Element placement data
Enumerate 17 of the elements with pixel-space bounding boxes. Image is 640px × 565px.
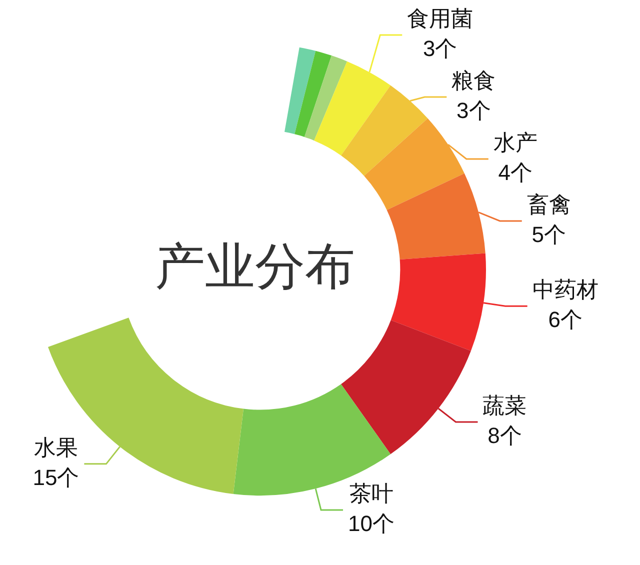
slice-label: 畜禽: [526, 192, 571, 218]
text: 产业分布: [155, 238, 356, 295]
data-label: 4个: [498, 160, 533, 186]
data-label: 3个: [456, 98, 491, 124]
data-label: 5个: [532, 222, 566, 248]
slice-label: 茶叶: [349, 481, 394, 506]
slice-label: 中药材: [532, 277, 598, 302]
data-label: 15个: [32, 464, 80, 490]
slice-label: 食用菌: [407, 6, 474, 32]
slice-label: 粮食: [452, 68, 496, 94]
slice-label: 蔬菜: [482, 393, 527, 418]
data-label: 10个: [348, 511, 394, 536]
slice-label: 水产: [493, 130, 538, 156]
data-label: 6个: [548, 307, 582, 332]
data-label: 8个: [488, 423, 522, 448]
slice-label: 水果: [34, 434, 78, 460]
data-label: 3个: [423, 36, 458, 62]
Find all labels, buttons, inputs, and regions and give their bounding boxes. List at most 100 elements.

- Goal
Return all the data above line for line without changing a word, and leave out the picture.

- Expected output
Enumerate 17 of the elements with pixel-space bounding boxes. Image is 640px × 565px.
slice-label: 畜禽: [526, 192, 571, 218]
text: 产业分布: [155, 238, 356, 295]
data-label: 4个: [498, 160, 533, 186]
data-label: 3个: [456, 98, 491, 124]
data-label: 5个: [532, 222, 566, 248]
slice-label: 茶叶: [349, 481, 394, 506]
slice-label: 中药材: [532, 277, 598, 302]
data-label: 15个: [32, 464, 80, 490]
slice-label: 食用菌: [407, 6, 474, 32]
slice-label: 粮食: [452, 68, 496, 94]
slice-label: 蔬菜: [482, 393, 527, 418]
data-label: 10个: [348, 511, 394, 536]
slice-label: 水产: [493, 130, 538, 156]
data-label: 6个: [548, 307, 582, 332]
data-label: 8个: [488, 423, 522, 448]
slice-label: 水果: [34, 434, 78, 460]
data-label: 3个: [423, 36, 458, 62]
Find all labels, buttons, inputs, and regions and give their bounding boxes. List at most 100 elements.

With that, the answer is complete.